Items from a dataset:
##########

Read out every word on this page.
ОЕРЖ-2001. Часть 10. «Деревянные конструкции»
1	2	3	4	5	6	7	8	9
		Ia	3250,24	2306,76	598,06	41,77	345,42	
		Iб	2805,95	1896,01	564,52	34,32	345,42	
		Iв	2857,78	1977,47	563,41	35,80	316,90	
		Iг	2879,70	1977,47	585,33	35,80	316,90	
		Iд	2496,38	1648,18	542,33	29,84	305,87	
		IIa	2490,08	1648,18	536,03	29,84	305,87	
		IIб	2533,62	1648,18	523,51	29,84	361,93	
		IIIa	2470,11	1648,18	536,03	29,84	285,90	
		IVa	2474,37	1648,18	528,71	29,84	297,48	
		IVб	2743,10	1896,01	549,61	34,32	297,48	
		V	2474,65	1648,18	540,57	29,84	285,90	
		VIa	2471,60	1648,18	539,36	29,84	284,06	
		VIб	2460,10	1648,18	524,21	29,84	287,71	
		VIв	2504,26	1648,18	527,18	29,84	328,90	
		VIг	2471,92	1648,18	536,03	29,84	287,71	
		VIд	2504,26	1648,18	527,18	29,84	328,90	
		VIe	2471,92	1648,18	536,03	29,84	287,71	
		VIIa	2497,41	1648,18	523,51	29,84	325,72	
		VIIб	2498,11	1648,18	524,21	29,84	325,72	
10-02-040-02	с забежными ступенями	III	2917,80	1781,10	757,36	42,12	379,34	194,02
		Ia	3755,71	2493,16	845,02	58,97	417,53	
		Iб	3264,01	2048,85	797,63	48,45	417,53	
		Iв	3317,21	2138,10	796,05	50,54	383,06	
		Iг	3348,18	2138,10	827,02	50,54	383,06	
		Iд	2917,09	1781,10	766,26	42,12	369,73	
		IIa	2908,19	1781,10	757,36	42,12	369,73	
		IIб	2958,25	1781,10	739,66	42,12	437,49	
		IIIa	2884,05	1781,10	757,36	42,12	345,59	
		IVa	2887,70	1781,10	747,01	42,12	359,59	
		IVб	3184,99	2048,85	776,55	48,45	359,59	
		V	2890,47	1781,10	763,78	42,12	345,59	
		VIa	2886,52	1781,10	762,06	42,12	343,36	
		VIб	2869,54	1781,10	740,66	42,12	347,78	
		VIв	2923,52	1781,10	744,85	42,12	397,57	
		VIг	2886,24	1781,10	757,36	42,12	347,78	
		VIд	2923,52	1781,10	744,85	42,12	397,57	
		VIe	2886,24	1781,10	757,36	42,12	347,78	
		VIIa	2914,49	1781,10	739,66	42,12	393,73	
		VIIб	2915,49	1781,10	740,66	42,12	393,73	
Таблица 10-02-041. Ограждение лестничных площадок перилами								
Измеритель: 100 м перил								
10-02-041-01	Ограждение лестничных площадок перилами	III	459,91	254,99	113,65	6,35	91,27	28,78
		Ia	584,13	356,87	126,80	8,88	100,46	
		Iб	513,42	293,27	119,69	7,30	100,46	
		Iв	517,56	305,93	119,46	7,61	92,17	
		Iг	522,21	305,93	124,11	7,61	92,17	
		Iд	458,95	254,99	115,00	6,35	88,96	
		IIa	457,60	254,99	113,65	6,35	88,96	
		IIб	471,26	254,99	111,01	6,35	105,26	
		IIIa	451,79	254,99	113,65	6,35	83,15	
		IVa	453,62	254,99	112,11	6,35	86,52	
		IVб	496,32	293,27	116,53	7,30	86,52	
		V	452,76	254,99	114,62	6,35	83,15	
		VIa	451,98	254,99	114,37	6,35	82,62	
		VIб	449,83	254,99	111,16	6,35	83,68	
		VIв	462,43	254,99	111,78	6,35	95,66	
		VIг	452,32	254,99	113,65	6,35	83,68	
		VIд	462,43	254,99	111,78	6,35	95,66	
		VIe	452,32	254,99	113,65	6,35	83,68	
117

##########

Short task >>
Repeat the entries exactly, all of them.

Task output >>
Read out every word on this page.
ОЕРЖ-2001. Часть 10. «Деревянные конструкции»
1	2	3	4	5	6	7	8	9
		Ia	3250,24	2306,76	598,06	41,77	345,42	
		Iб	2805,95	1896,01	564,52	34,32	345,42	
		Iв	2857,78	1977,47	563,41	35,80	316,90	
		Iг	2879,70	1977,47	585,33	35,80	316,90	
		Iд	2496,38	1648,18	542,33	29,84	305,87	
		IIa	2490,08	1648,18	536,03	29,84	305,87	
		IIб	2533,62	1648,18	523,51	29,84	361,93	
		IIIa	2470,11	1648,18	536,03	29,84	285,90	
		IVa	2474,37	1648,18	528,71	29,84	297,48	
		IVб	2743,10	1896,01	549,61	34,32	297,48	
		V	2474,65	1648,18	540,57	29,84	285,90	
		VIa	2471,60	1648,18	539,36	29,84	284,06	
		VIб	2460,10	1648,18	524,21	29,84	287,71	
		VIв	2504,26	1648,18	527,18	29,84	328,90	
		VIг	2471,92	1648,18	536,03	29,84	287,71	
		VIд	2504,26	1648,18	527,18	29,84	328,90	
		VIe	2471,92	1648,18	536,03	29,84	287,71	
		VIIa	2497,41	1648,18	523,51	29,84	325,72	
		VIIб	2498,11	1648,18	524,21	29,84	325,72	
10-02-040-02	с забежными ступенями	III	2917,80	1781,10	757,36	42,12	379,34	194,02
		Ia	3755,71	2493,16	845,02	58,97	417,53	
		Iб	3264,01	2048,85	797,63	48,45	417,53	
		Iв	3317,21	2138,10	796,05	50,54	383,06	
		Iг	3348,18	2138,10	827,02	50,54	383,06	
		Iд	2917,09	1781,10	766,26	42,12	369,73	
		IIa	2908,19	1781,10	757,36	42,12	369,73	
		IIб	2958,25	1781,10	739,66	42,12	437,49	
		IIIa	2884,05	1781,10	757,36	42,12	345,59	
		IVa	2887,70	1781,10	747,01	42,12	359,59	
		IVб	3184,99	2048,85	776,55	48,45	359,59	
		V	2890,47	1781,10	763,78	42,12	345,59	
		VIa	2886,52	1781,10	762,06	42,12	343,36	
		VIб	2869,54	1781,10	740,66	42,12	347,78	
		VIв	2923,52	1781,10	744,85	42,12	397,57	
		VIг	2886,24	1781,10	757,36	42,12	347,78	
		VIд	2923,52	1781,10	744,85	42,12	397,57	
		VIe	2886,24	1781,10	757,36	42,12	347,78	
		VIIa	2914,49	1781,10	739,66	42,12	393,73	
		VIIб	2915,49	1781,10	740,66	42,12	393,73	
Таблица 10-02-041. Ограждение лестничных площадок перилами								
Измеритель: 100 м перил								
10-02-041-01	Ограждение лестничных площадок перилами	III	459,91	254,99	113,65	6,35	91,27	28,78
		Ia	584,13	356,87	126,80	8,88	100,46	
		Iб	513,42	293,27	119,69	7,30	100,46	
		Iв	517,56	305,93	119,46	7,61	92,17	
		Iг	522,21	305,93	124,11	7,61	92,17	
		Iд	458,95	254,99	115,00	6,35	88,96	
		IIa	457,60	254,99	113,65	6,35	88,96	
		IIб	471,26	254,99	111,01	6,35	105,26	
		IIIa	451,79	254,99	113,65	6,35	83,15	
		IVa	453,62	254,99	112,11	6,35	86,52	
		IVб	496,32	293,27	116,53	7,30	86,52	
		V	452,76	254,99	114,62	6,35	83,15	
		VIa	451,98	254,99	114,37	6,35	82,62	
		VIб	449,83	254,99	111,16	6,35	83,68	
		VIв	462,43	254,99	111,78	6,35	95,66	
		VIг	452,32	254,99	113,65	6,35	83,68	
		VIд	462,43	254,99	111,78	6,35	95,66	
		VIe	452,32	254,99	113,65	6,35	83,68	
117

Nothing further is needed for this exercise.